__What the task asks__
Will you output the entries below exactly, skipping every image they contain?

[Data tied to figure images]
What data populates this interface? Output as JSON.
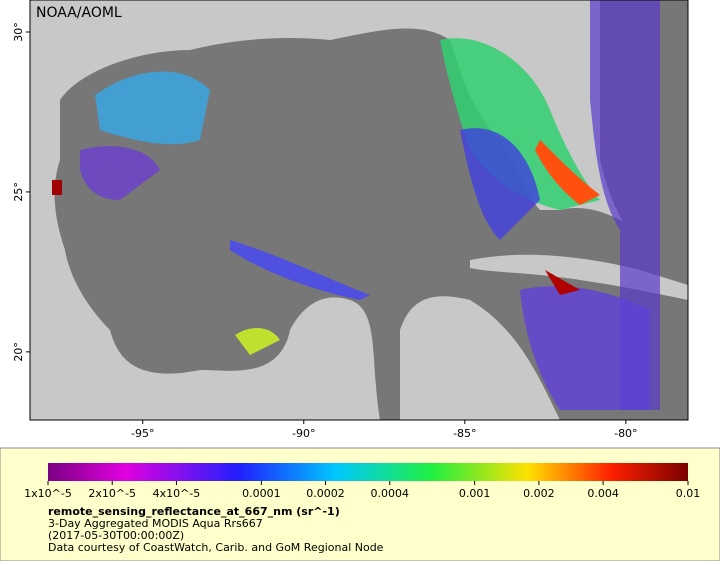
{
  "map": {
    "label": "NOAA/AOML",
    "xlim": [
      -98.5,
      -78.07
    ],
    "ylim": [
      17.87,
      31
    ],
    "xticks": [
      {
        "value": -95,
        "label": "-95°"
      },
      {
        "value": -90,
        "label": "-90°"
      },
      {
        "value": -85,
        "label": "-85°"
      },
      {
        "value": -80,
        "label": "-80°"
      }
    ],
    "yticks": [
      {
        "value": 30,
        "label": "30°"
      },
      {
        "value": 25,
        "label": "25°"
      },
      {
        "value": 20,
        "label": "20°"
      }
    ]
  },
  "colorbar": {
    "log": true,
    "lim": [
      1e-05,
      0.01
    ],
    "ticks": [
      {
        "value": 1e-05,
        "label": "1x10^-5"
      },
      {
        "value": 2e-05,
        "label": "2x10^-5"
      },
      {
        "value": 4e-05,
        "label": "4x10^-5"
      },
      0.0001,
      0.0002,
      0.0004,
      0.001,
      0.002,
      0.004,
      0.01
    ]
  },
  "caption": {
    "title": "remote_sensing_reflectance_at_667_nm (sr^-1)",
    "lines": [
      "3-Day Aggregated MODIS Aqua Rrs667",
      "(2017-05-30T00:00:00Z)",
      "Data courtesy of CoastWatch, Carib. and GoM Regional Node"
    ]
  }
}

__Worked answer__
What data populates this interface? Output as JSON.
{
  "map": {
    "label": "NOAA/AOML",
    "xlim": [
      -98.5,
      -78.07
    ],
    "ylim": [
      17.87,
      31
    ],
    "xticks": [
      {
        "value": -95,
        "label": "-95°"
      },
      {
        "value": -90,
        "label": "-90°"
      },
      {
        "value": -85,
        "label": "-85°"
      },
      {
        "value": -80,
        "label": "-80°"
      }
    ],
    "yticks": [
      {
        "value": 30,
        "label": "30°"
      },
      {
        "value": 25,
        "label": "25°"
      },
      {
        "value": 20,
        "label": "20°"
      }
    ]
  },
  "colorbar": {
    "log": true,
    "lim": [
      1e-05,
      0.01
    ],
    "ticks": [
      {
        "value": 1e-05,
        "label": "1x10^-5"
      },
      {
        "value": 2e-05,
        "label": "2x10^-5"
      },
      {
        "value": 4e-05,
        "label": "4x10^-5"
      },
      0.0001,
      0.0002,
      0.0004,
      0.001,
      0.002,
      0.004,
      0.01
    ]
  },
  "caption": {
    "title": "remote_sensing_reflectance_at_667_nm (sr^-1)",
    "lines": [
      "3-Day Aggregated MODIS Aqua Rrs667",
      "(2017-05-30T00:00:00Z)",
      "Data courtesy of CoastWatch, Carib. and GoM Regional Node"
    ]
  }
}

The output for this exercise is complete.